**Data entries:**
- - -
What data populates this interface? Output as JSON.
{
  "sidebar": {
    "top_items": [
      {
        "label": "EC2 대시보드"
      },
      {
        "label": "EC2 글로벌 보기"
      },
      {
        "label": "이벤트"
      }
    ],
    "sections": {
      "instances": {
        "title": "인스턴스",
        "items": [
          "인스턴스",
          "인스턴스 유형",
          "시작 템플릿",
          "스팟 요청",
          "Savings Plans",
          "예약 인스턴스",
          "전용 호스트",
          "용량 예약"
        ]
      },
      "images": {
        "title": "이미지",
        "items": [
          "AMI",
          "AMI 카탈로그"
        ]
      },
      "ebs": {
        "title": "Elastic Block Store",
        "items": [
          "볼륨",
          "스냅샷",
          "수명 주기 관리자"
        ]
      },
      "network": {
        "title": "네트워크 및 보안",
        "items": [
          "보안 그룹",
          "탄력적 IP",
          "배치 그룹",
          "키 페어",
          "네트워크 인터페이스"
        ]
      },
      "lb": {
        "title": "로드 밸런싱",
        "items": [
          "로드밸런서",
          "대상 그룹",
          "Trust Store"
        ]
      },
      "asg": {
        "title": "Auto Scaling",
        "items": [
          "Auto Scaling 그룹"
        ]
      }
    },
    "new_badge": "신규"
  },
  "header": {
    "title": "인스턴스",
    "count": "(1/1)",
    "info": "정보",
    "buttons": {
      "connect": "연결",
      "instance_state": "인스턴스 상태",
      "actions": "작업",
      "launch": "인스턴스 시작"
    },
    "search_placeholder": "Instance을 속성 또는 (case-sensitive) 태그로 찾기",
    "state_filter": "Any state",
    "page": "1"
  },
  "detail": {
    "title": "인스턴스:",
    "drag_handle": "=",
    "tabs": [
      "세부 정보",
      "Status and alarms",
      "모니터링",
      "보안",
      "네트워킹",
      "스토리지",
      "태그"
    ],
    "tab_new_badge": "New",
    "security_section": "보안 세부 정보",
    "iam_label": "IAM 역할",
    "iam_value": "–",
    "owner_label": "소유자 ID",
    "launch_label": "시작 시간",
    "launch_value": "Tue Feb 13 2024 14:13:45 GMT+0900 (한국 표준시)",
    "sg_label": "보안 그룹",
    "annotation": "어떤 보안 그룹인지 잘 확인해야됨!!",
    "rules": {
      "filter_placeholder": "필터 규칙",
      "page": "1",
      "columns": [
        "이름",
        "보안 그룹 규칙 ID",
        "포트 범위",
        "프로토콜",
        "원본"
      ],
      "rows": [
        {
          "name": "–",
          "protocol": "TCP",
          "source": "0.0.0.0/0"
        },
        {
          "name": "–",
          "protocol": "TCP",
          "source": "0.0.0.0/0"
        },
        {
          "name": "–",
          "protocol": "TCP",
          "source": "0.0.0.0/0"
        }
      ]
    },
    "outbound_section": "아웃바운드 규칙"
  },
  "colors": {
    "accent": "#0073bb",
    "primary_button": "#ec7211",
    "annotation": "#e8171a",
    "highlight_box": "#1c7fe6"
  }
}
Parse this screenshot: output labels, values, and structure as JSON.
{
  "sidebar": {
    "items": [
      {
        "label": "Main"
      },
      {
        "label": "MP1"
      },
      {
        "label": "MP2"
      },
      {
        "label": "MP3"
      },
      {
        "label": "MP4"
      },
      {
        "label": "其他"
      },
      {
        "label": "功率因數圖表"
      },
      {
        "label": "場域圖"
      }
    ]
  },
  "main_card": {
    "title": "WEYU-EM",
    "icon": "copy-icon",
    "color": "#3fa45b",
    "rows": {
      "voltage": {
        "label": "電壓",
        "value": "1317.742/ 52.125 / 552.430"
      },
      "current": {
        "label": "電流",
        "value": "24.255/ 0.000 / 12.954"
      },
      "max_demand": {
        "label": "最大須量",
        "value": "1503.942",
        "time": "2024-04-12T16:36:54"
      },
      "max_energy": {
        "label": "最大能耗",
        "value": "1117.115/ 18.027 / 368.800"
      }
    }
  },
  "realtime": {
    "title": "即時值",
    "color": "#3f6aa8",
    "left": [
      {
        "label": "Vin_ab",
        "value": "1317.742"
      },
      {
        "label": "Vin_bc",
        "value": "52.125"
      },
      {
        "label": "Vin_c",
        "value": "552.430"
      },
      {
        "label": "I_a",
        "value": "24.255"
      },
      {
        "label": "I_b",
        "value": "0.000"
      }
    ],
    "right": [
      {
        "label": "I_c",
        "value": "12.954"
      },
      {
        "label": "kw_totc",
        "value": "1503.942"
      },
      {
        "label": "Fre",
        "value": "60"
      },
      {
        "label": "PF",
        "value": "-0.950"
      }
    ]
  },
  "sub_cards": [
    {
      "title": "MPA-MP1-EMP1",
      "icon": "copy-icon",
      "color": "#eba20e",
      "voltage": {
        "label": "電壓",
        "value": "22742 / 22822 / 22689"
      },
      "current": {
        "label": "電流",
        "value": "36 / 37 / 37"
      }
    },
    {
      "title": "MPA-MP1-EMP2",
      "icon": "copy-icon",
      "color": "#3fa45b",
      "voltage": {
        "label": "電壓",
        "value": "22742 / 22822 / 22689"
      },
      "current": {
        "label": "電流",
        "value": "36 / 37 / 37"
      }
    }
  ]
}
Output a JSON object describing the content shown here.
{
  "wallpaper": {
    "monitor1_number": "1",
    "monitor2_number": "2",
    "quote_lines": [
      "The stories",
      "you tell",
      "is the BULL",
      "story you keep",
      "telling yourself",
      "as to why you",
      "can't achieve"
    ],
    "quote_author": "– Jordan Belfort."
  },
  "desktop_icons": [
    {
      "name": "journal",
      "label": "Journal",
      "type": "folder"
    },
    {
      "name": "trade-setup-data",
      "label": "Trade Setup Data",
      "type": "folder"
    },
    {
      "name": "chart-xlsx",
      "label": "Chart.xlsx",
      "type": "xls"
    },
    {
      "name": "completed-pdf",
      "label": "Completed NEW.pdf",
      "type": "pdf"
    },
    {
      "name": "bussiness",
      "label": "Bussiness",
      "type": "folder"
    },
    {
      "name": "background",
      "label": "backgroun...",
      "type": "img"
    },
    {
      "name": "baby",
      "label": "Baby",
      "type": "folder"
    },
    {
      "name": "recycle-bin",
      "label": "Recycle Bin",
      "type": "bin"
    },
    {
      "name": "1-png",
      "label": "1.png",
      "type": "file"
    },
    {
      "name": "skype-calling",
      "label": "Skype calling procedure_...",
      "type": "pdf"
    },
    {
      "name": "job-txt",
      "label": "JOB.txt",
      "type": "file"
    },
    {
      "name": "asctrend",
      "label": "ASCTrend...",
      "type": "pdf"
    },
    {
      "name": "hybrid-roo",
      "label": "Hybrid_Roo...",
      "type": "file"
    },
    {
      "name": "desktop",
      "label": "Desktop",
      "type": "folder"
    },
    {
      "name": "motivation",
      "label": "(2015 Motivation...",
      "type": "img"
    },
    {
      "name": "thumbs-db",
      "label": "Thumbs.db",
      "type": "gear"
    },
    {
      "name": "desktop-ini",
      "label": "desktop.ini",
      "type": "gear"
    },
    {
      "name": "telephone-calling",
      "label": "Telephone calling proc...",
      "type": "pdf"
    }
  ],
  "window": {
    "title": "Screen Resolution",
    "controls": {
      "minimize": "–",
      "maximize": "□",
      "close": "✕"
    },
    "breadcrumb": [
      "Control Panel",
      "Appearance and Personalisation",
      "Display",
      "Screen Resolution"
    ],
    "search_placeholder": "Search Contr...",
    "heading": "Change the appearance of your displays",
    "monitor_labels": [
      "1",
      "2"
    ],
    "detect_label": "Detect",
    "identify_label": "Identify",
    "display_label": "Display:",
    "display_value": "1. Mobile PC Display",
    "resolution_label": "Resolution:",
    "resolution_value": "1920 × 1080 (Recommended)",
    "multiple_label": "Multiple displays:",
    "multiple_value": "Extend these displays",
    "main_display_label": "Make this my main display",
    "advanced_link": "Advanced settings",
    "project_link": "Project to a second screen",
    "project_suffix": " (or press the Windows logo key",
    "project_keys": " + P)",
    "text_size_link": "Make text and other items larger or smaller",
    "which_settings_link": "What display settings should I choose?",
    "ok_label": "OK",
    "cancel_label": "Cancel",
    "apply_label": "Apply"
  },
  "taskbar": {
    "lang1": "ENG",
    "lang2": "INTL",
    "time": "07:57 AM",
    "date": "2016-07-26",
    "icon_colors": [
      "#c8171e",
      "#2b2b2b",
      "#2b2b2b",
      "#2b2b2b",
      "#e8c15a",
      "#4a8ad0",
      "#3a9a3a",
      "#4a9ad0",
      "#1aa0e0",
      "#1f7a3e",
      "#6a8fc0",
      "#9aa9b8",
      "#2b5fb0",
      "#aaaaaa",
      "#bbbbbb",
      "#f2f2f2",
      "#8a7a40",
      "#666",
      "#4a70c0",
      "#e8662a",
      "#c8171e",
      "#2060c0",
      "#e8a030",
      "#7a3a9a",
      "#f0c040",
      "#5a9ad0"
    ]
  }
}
- - -
**Stated problem:**
Go through the data and count each line that has the word "인스턴스", then give the total alone.

**Output of the task:**
8